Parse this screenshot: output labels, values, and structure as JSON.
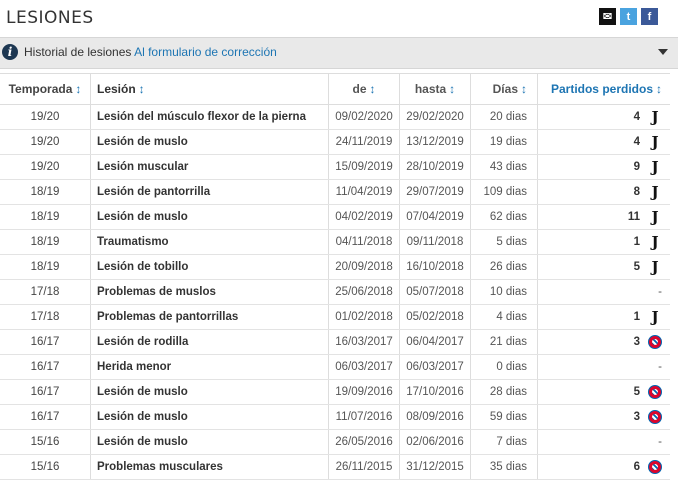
{
  "page": {
    "title": "LESIONES"
  },
  "share": {
    "mail": "✉",
    "twitter": "t",
    "facebook": "f"
  },
  "info_bar": {
    "text": "Historial de lesiones",
    "link": "Al formulario de corrección"
  },
  "table": {
    "headers": {
      "season": "Temporada",
      "injury": "Lesión",
      "from": "de",
      "until": "hasta",
      "days": "Días",
      "games": "Partidos perdidos",
      "sort_glyph": "↕"
    },
    "rows": [
      {
        "season": "19/20",
        "injury": "Lesión del músculo flexor de la pierna",
        "from": "09/02/2020",
        "until": "29/02/2020",
        "days": "20 dias",
        "games": "4",
        "club": "juventus"
      },
      {
        "season": "19/20",
        "injury": "Lesión de muslo",
        "from": "24/11/2019",
        "until": "13/12/2019",
        "days": "19 dias",
        "games": "4",
        "club": "juventus"
      },
      {
        "season": "19/20",
        "injury": "Lesión muscular",
        "from": "15/09/2019",
        "until": "28/10/2019",
        "days": "43 dias",
        "games": "9",
        "club": "juventus"
      },
      {
        "season": "18/19",
        "injury": "Lesión de pantorrilla",
        "from": "11/04/2019",
        "until": "29/07/2019",
        "days": "109 dias",
        "games": "8",
        "club": "juventus"
      },
      {
        "season": "18/19",
        "injury": "Lesión de muslo",
        "from": "04/02/2019",
        "until": "07/04/2019",
        "days": "62 dias",
        "games": "11",
        "club": "juventus"
      },
      {
        "season": "18/19",
        "injury": "Traumatismo",
        "from": "04/11/2018",
        "until": "09/11/2018",
        "days": "5 dias",
        "games": "1",
        "club": "juventus"
      },
      {
        "season": "18/19",
        "injury": "Lesión de tobillo",
        "from": "20/09/2018",
        "until": "16/10/2018",
        "days": "26 dias",
        "games": "5",
        "club": "juventus"
      },
      {
        "season": "17/18",
        "injury": "Problemas de muslos",
        "from": "25/06/2018",
        "until": "05/07/2018",
        "days": "10 dias",
        "games": "-",
        "club": ""
      },
      {
        "season": "17/18",
        "injury": "Problemas de pantorrillas",
        "from": "01/02/2018",
        "until": "05/02/2018",
        "days": "4 dias",
        "games": "1",
        "club": "juventus"
      },
      {
        "season": "16/17",
        "injury": "Lesión de rodilla",
        "from": "16/03/2017",
        "until": "06/04/2017",
        "days": "21 dias",
        "games": "3",
        "club": "bayern"
      },
      {
        "season": "16/17",
        "injury": "Herida menor",
        "from": "06/03/2017",
        "until": "06/03/2017",
        "days": "0 dias",
        "games": "-",
        "club": ""
      },
      {
        "season": "16/17",
        "injury": "Lesión de muslo",
        "from": "19/09/2016",
        "until": "17/10/2016",
        "days": "28 dias",
        "games": "5",
        "club": "bayern"
      },
      {
        "season": "16/17",
        "injury": "Lesión de muslo",
        "from": "11/07/2016",
        "until": "08/09/2016",
        "days": "59 dias",
        "games": "3",
        "club": "bayern"
      },
      {
        "season": "15/16",
        "injury": "Lesión de muslo",
        "from": "26/05/2016",
        "until": "02/06/2016",
        "days": "7 dias",
        "games": "-",
        "club": ""
      },
      {
        "season": "15/16",
        "injury": "Problemas musculares",
        "from": "26/11/2015",
        "until": "31/12/2015",
        "days": "35 dias",
        "games": "6",
        "club": "bayern"
      }
    ],
    "club_logo_glyphs": {
      "juventus": "J",
      "bayern": ""
    }
  },
  "colors": {
    "accent": "#1d75b3",
    "bar_bg": "#e9e9e9",
    "info_icon": "#1d3752"
  }
}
____________
Required task: Reproduce the entries above word for word. Pictures stay out.

In response:
Parse this screenshot: output labels, values, and structure as JSON.
{
  "page": {
    "title": "LESIONES"
  },
  "share": {
    "mail": "✉",
    "twitter": "t",
    "facebook": "f"
  },
  "info_bar": {
    "text": "Historial de lesiones",
    "link": "Al formulario de corrección"
  },
  "table": {
    "headers": {
      "season": "Temporada",
      "injury": "Lesión",
      "from": "de",
      "until": "hasta",
      "days": "Días",
      "games": "Partidos perdidos",
      "sort_glyph": "↕"
    },
    "rows": [
      {
        "season": "19/20",
        "injury": "Lesión del músculo flexor de la pierna",
        "from": "09/02/2020",
        "until": "29/02/2020",
        "days": "20 dias",
        "games": "4",
        "club": "juventus"
      },
      {
        "season": "19/20",
        "injury": "Lesión de muslo",
        "from": "24/11/2019",
        "until": "13/12/2019",
        "days": "19 dias",
        "games": "4",
        "club": "juventus"
      },
      {
        "season": "19/20",
        "injury": "Lesión muscular",
        "from": "15/09/2019",
        "until": "28/10/2019",
        "days": "43 dias",
        "games": "9",
        "club": "juventus"
      },
      {
        "season": "18/19",
        "injury": "Lesión de pantorrilla",
        "from": "11/04/2019",
        "until": "29/07/2019",
        "days": "109 dias",
        "games": "8",
        "club": "juventus"
      },
      {
        "season": "18/19",
        "injury": "Lesión de muslo",
        "from": "04/02/2019",
        "until": "07/04/2019",
        "days": "62 dias",
        "games": "11",
        "club": "juventus"
      },
      {
        "season": "18/19",
        "injury": "Traumatismo",
        "from": "04/11/2018",
        "until": "09/11/2018",
        "days": "5 dias",
        "games": "1",
        "club": "juventus"
      },
      {
        "season": "18/19",
        "injury": "Lesión de tobillo",
        "from": "20/09/2018",
        "until": "16/10/2018",
        "days": "26 dias",
        "games": "5",
        "club": "juventus"
      },
      {
        "season": "17/18",
        "injury": "Problemas de muslos",
        "from": "25/06/2018",
        "until": "05/07/2018",
        "days": "10 dias",
        "games": "-",
        "club": ""
      },
      {
        "season": "17/18",
        "injury": "Problemas de pantorrillas",
        "from": "01/02/2018",
        "until": "05/02/2018",
        "days": "4 dias",
        "games": "1",
        "club": "juventus"
      },
      {
        "season": "16/17",
        "injury": "Lesión de rodilla",
        "from": "16/03/2017",
        "until": "06/04/2017",
        "days": "21 dias",
        "games": "3",
        "club": "bayern"
      },
      {
        "season": "16/17",
        "injury": "Herida menor",
        "from": "06/03/2017",
        "until": "06/03/2017",
        "days": "0 dias",
        "games": "-",
        "club": ""
      },
      {
        "season": "16/17",
        "injury": "Lesión de muslo",
        "from": "19/09/2016",
        "until": "17/10/2016",
        "days": "28 dias",
        "games": "5",
        "club": "bayern"
      },
      {
        "season": "16/17",
        "injury": "Lesión de muslo",
        "from": "11/07/2016",
        "until": "08/09/2016",
        "days": "59 dias",
        "games": "3",
        "club": "bayern"
      },
      {
        "season": "15/16",
        "injury": "Lesión de muslo",
        "from": "26/05/2016",
        "until": "02/06/2016",
        "days": "7 dias",
        "games": "-",
        "club": ""
      },
      {
        "season": "15/16",
        "injury": "Problemas musculares",
        "from": "26/11/2015",
        "until": "31/12/2015",
        "days": "35 dias",
        "games": "6",
        "club": "bayern"
      }
    ],
    "club_logo_glyphs": {
      "juventus": "J",
      "bayern": ""
    }
  },
  "colors": {
    "accent": "#1d75b3",
    "bar_bg": "#e9e9e9",
    "info_icon": "#1d3752"
  }
}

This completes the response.